= Dataset records =
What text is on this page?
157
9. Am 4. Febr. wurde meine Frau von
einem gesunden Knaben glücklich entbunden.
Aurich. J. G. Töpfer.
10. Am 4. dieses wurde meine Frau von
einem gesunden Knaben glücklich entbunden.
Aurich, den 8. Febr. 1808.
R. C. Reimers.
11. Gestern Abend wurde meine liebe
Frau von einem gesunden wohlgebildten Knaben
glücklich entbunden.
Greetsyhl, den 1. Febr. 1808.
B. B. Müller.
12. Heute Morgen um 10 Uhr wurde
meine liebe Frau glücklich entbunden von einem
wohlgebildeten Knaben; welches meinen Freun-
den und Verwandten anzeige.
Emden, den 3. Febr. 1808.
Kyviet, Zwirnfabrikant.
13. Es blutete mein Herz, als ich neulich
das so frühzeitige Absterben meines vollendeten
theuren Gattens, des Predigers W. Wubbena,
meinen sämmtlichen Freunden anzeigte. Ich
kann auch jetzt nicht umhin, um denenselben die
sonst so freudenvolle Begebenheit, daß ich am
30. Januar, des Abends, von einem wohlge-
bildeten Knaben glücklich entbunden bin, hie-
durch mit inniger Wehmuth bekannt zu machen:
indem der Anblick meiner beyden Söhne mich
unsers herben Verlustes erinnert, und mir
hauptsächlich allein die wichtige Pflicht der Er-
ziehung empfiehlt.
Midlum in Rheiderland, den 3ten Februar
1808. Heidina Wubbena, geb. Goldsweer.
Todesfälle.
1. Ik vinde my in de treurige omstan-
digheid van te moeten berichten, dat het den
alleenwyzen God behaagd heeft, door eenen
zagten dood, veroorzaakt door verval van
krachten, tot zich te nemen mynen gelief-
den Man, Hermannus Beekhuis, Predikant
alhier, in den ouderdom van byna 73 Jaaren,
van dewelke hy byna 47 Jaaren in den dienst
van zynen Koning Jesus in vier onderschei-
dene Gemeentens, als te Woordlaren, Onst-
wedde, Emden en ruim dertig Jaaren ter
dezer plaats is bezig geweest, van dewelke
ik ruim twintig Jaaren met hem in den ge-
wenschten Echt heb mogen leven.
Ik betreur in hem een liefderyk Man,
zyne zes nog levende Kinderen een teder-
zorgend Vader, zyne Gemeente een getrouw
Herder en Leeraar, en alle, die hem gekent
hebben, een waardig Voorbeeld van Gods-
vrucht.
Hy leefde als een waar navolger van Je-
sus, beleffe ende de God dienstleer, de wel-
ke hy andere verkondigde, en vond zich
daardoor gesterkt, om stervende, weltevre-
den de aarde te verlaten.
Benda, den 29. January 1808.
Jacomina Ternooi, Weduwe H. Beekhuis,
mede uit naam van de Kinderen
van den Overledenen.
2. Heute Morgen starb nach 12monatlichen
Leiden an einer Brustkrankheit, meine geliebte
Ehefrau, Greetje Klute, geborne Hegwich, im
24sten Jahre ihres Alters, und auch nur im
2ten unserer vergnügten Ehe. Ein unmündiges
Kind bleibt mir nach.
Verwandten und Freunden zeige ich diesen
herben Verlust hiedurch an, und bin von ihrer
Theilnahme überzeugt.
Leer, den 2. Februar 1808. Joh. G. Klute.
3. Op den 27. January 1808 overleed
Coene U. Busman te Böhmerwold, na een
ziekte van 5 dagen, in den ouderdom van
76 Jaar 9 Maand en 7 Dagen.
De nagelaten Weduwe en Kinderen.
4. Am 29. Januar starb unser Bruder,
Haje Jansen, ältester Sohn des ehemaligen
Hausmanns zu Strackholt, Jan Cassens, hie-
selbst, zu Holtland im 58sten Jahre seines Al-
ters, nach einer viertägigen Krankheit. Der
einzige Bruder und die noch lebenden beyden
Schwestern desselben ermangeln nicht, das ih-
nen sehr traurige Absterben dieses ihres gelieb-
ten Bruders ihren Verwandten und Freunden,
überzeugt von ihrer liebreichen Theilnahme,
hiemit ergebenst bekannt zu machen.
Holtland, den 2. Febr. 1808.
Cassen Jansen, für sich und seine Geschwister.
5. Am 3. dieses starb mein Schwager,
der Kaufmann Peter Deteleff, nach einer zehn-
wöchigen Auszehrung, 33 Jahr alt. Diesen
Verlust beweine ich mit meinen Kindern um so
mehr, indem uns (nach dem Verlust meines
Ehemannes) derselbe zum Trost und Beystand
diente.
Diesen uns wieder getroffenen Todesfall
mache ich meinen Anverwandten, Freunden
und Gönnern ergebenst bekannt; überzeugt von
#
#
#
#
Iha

= Task goal =
Give only the number of lines in the material above that include the word "machen".

= Answer to the exercise =
2